■ **Information provided**
::::::
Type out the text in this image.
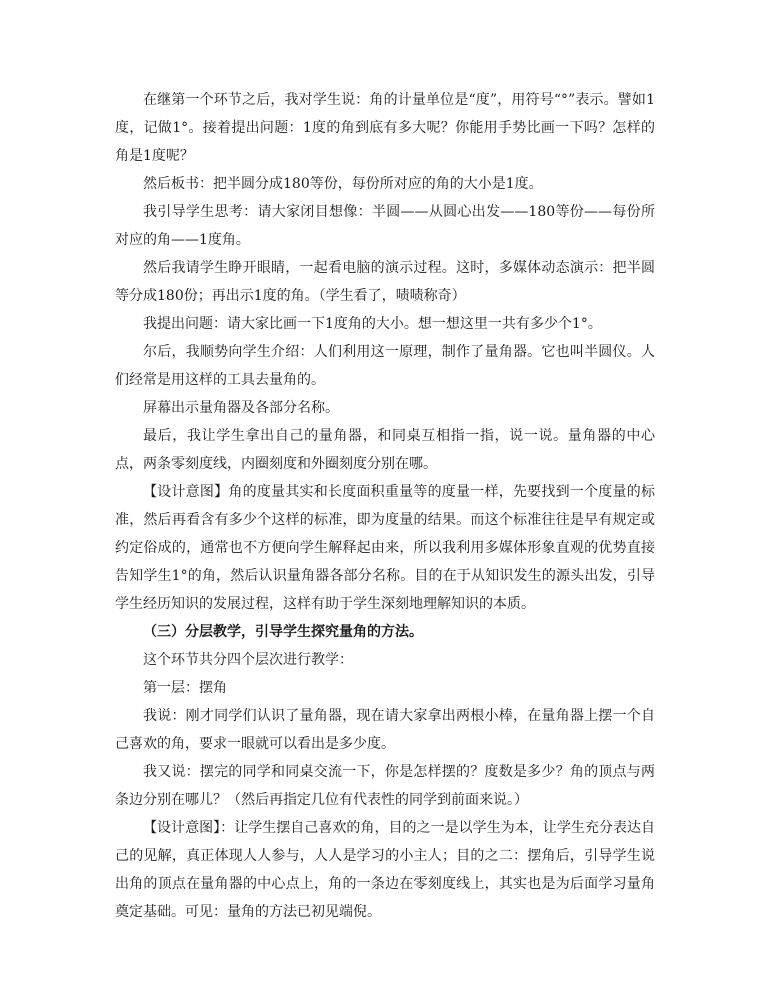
在继第一个环节之后，我对学生说：角的计量单位是“度”，用符号“°”表示。譬如1度，记做1°。接着提出问题：1度的角到底有多大呢？你能用手势比画一下吗？怎样的角是1度呢？

然后板书：把半圆分成180等份，每份所对应的角的大小是1度。

我引导学生思考：请大家闭目想像：半圆——从圆心出发——180等份——每份所对应的角——1度角。

然后我请学生睁开眼睛，一起看电脑的演示过程。这时，多媒体动态演示：把半圆等分成180份；再出示1度的角。（学生看了，啧啧称奇）

我提出问题：请大家比画一下1度角的大小。想一想这里一共有多少个1°。

尔后，我顺势向学生介绍：人们利用这一原理，制作了量角器。它也叫半圆仪。人们经常是用这样的工具去量角的。

屏幕出示量角器及各部分名称。

最后，我让学生拿出自己的量角器，和同桌互相指一指，说一说。量角器的中心点，两条零刻度线，内圈刻度和外圈刻度分别在哪。

【设计意图】角的度量其实和长度面积重量等的度量一样，先要找到一个度量的标准，然后再看含有多少个这样的标准，即为度量的结果。而这个标准往往是早有规定或约定俗成的，通常也不方便向学生解释起由来，所以我利用多媒体形象直观的优势直接告知学生1°的角，然后认识量角器各部分名称。目的在于从知识发生的源头出发，引导学生经历知识的发展过程，这样有助于学生深刻地理解知识的本质。

（三）分层教学，引导学生探究量角的方法。

这个环节共分四个层次进行教学：

第一层：摆角

我说：刚才同学们认识了量角器，现在请大家拿出两根小棒，在量角器上摆一个自己喜欢的角，要求一眼就可以看出是多少度。

我又说：摆完的同学和同桌交流一下，你是怎样摆的？度数是多少？角的顶点与两条边分别在哪儿？（然后再指定几位有代表性的同学到前面来说。）

【设计意图】：让学生摆自己喜欢的角，目的之一是以学生为本，让学生充分表达自己的见解，真正体现人人参与，人人是学习的小主人；目的之二：摆角后，引导学生说出角的顶点在量角器的中心点上，角的一条边在零刻度线上，其实也是为后面学习量角奠定基础。可见：量角的方法已初见端倪。
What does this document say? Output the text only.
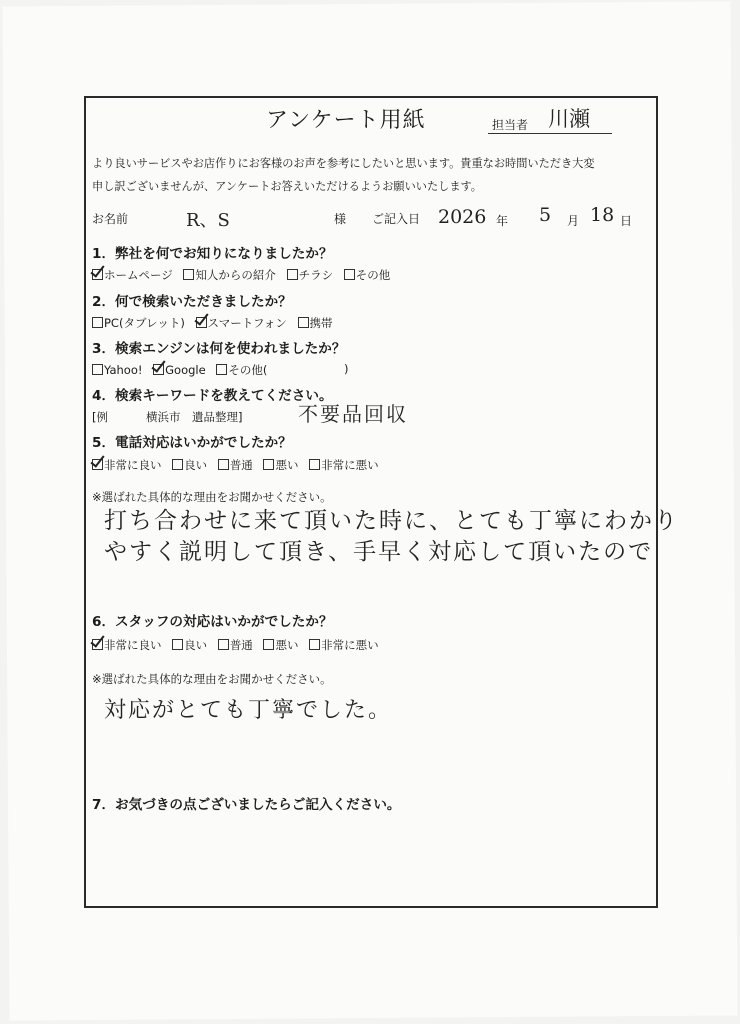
アンケート用紙	担当者 川瀬
より良いサービスやお店作りにお客様のお声を参考にしたいと思います。貴重なお時間いただき大変
申し訳ございませんが、アンケートお答えいただけるようお願いいたします。
お名前	R、S	様 ご記入日 2026 年 5 月 18 日
1．弊社を何でお知りになりましたか？
ホームページ 知人からの紹介 チラシ その他
2．何で検索いただきましたか？
PC(タブレット) スマートフォン 携帯
3．検索エンジンは何を使われましたか？
Yahoo! Google その他(	)
4．検索キーワードを教えてください。
[例	横浜市　遺品整理]	不要品回収
5．電話対応はいかがでしたか？
非常に良い 良い 普通 悪い 非常に悪い
※選ばれた具体的な理由をお聞かせください。
打ち合わせに来て頂いた時に、とても丁寧にわかり
やすく説明して頂き、手早く対応して頂いたので
6．スタッフの対応はいかがでしたか？
非常に良い 良い 普通 悪い 非常に悪い
※選ばれた具体的な理由をお聞かせください。
対応がとても丁寧でした。
7．お気づきの点ございましたらご記入ください。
::::::
■ **What is expected**
The records shown above are to be repeated exactly, with the pictures left out.

■ **Final result**
Type out the text in this image.
在继第一个环节之后，我对学生说：角的计量单位是“度”，用符号“°”表示。譬如1度，记做1°。接着提出问题：1度的角到底有多大呢？你能用手势比画一下吗？怎样的角是1度呢？

然后板书：把半圆分成180等份，每份所对应的角的大小是1度。

我引导学生思考：请大家闭目想像：半圆——从圆心出发——180等份——每份所对应的角——1度角。

然后我请学生睁开眼睛，一起看电脑的演示过程。这时，多媒体动态演示：把半圆等分成180份；再出示1度的角。（学生看了，啧啧称奇）

我提出问题：请大家比画一下1度角的大小。想一想这里一共有多少个1°。

尔后，我顺势向学生介绍：人们利用这一原理，制作了量角器。它也叫半圆仪。人们经常是用这样的工具去量角的。

屏幕出示量角器及各部分名称。

最后，我让学生拿出自己的量角器，和同桌互相指一指，说一说。量角器的中心点，两条零刻度线，内圈刻度和外圈刻度分别在哪。

【设计意图】角的度量其实和长度面积重量等的度量一样，先要找到一个度量的标准，然后再看含有多少个这样的标准，即为度量的结果。而这个标准往往是早有规定或约定俗成的，通常也不方便向学生解释起由来，所以我利用多媒体形象直观的优势直接告知学生1°的角，然后认识量角器各部分名称。目的在于从知识发生的源头出发，引导学生经历知识的发展过程，这样有助于学生深刻地理解知识的本质。

（三）分层教学，引导学生探究量角的方法。

这个环节共分四个层次进行教学：

第一层：摆角

我说：刚才同学们认识了量角器，现在请大家拿出两根小棒，在量角器上摆一个自己喜欢的角，要求一眼就可以看出是多少度。

我又说：摆完的同学和同桌交流一下，你是怎样摆的？度数是多少？角的顶点与两条边分别在哪儿？（然后再指定几位有代表性的同学到前面来说。）

【设计意图】：让学生摆自己喜欢的角，目的之一是以学生为本，让学生充分表达自己的见解，真正体现人人参与，人人是学习的小主人；目的之二：摆角后，引导学生说出角的顶点在量角器的中心点上，角的一条边在零刻度线上，其实也是为后面学习量角奠定基础。可见：量角的方法已初见端倪。
What does this document say? Output the text only.
アンケート用紙	担当者 川瀬
より良いサービスやお店作りにお客様のお声を参考にしたいと思います。貴重なお時間いただき大変
申し訳ございませんが、アンケートお答えいただけるようお願いいたします。
お名前	R、S	様 ご記入日 2026 年 5 月 18 日
1．弊社を何でお知りになりましたか？
ホームページ 知人からの紹介 チラシ その他
2．何で検索いただきましたか？
PC(タブレット) スマートフォン 携帯
3．検索エンジンは何を使われましたか？
Yahoo! Google その他(	)
4．検索キーワードを教えてください。
[例	横浜市　遺品整理]	不要品回収
5．電話対応はいかがでしたか？
非常に良い 良い 普通 悪い 非常に悪い
※選ばれた具体的な理由をお聞かせください。
打ち合わせに来て頂いた時に、とても丁寧にわかり
やすく説明して頂き、手早く対応して頂いたので
6．スタッフの対応はいかがでしたか？
非常に良い 良い 普通 悪い 非常に悪い
※選ばれた具体的な理由をお聞かせください。
対応がとても丁寧でした。
7．お気づきの点ございましたらご記入ください。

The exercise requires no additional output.